▶ _Source_
====
Saturday, July 17, 2010

Frittata with Basil and Tomato

To prevent my basil from going to waste, I made one of my favorite breakfasts.  Simply take three eggs, beat them well with a hand mixer, pour into a small skillet coated with cooking spray, and sprinkle the top with quartered cherry tomatoes and basil chiffonade.  DO NOT STIR!  Cook on the stove, on medium heat, until the edges are set and the bottom is starting to brown.  Then, place in the oven on the low broil setting until the center of the frittata is set.  Sprinkle the top with a few tablespoons of shredded cheese, mozzarella or a cheddar-jack mix, and allow to melt.  Slide onto a plate and serve.  Enjoy!

Thursday, July 15, 2010

Fresh Pesto

My new garden has gone gangbusters this year, most especially the tomatoes and basil.  While my tomatoes aren't ripe yet, the basil was getting extremely large, and what else to do with a bunch of basil than make fresh pesto!

Louisville Food Geek Basil Pesto:

2-3 cups basil leaves
2 garlic cloves, chopped
1/2 cup pecorino-romano cheese
1/4 cup walnuts
2 T lemon juice
A good-quality olive oil (I used Williams-Sonoma House Olive Oil)

I put the cheese through the food processor until it was well grated, then put the basil leaves, garlic, nuts and lemon juice on top of the cheese.  I processed it until it was well-chopped and incorporated.  Then, with the processor running, I drizzled in the olive oil until it was to the consistency I wanted.  I probably only used 1/2-3/4 of a cup of olive oil, as I like my pesto thick.  I cooked up some linguine and tossed it with a few tablespoons of the pesto.  Mmmmmm, great dinner!  And sooo quick!!!
====
[Raw records]
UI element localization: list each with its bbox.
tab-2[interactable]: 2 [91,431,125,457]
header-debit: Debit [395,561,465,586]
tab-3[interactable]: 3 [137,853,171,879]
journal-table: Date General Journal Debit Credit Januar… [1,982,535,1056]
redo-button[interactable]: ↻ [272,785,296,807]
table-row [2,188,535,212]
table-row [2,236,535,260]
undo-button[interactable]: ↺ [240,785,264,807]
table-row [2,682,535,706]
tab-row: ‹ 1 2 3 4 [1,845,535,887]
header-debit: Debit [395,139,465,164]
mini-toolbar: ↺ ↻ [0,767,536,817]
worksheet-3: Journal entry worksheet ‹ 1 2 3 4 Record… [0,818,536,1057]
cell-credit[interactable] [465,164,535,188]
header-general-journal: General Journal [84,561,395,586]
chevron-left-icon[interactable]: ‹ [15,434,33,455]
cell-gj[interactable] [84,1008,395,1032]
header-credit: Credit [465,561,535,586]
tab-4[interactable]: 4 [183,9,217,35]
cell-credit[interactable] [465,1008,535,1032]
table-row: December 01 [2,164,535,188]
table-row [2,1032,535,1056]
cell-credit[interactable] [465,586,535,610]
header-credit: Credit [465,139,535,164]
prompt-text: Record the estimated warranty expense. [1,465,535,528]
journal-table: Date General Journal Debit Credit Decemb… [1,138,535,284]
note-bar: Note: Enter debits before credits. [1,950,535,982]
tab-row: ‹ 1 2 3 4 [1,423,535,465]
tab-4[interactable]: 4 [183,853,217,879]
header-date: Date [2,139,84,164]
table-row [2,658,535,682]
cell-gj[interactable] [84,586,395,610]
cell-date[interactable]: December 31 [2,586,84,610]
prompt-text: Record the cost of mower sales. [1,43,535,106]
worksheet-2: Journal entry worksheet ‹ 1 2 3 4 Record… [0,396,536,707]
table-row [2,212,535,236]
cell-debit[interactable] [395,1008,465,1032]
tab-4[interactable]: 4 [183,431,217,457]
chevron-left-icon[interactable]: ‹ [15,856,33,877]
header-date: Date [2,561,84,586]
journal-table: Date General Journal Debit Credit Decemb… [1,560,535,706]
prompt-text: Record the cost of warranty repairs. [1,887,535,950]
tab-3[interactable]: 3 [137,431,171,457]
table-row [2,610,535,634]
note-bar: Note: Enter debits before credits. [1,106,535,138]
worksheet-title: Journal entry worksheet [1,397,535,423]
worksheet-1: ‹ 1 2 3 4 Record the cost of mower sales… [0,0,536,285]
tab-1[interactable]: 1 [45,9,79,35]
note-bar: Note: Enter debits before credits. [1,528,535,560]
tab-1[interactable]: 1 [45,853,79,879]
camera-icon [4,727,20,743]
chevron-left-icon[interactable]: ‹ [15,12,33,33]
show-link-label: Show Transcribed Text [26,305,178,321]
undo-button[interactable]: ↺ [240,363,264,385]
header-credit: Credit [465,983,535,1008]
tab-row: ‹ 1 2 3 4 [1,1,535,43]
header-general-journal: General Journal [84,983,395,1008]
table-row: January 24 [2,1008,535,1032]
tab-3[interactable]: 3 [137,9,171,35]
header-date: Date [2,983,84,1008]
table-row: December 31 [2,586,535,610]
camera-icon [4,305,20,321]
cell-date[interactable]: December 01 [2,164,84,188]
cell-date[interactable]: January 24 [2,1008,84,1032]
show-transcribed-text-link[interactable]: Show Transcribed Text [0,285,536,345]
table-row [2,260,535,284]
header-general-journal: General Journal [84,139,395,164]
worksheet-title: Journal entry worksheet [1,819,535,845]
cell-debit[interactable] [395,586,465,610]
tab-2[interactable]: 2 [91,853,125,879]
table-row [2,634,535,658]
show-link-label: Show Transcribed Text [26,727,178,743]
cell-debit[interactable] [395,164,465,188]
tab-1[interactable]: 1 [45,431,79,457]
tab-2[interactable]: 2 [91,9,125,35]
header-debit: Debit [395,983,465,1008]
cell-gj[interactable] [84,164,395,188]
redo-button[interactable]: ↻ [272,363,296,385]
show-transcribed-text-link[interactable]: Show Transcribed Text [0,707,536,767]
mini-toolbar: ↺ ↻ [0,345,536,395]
====
▶ _The task_
Decide whether each statement agrees with the blog posts on frittata and pesto, answering yes or no and quoting the deciding words from the posts: (a) The frittata should be stirred while it cooks on the stove. (b) The pesto includes walnuts. (c) The garden tomatoes were already ripe when the pesto was made.

▶ _Solution below_
(a) No: "DO NOT STIR!"
(b) Yes: "1/4 cup walnuts"
(c) No: "While my tomatoes aren't ripe yet"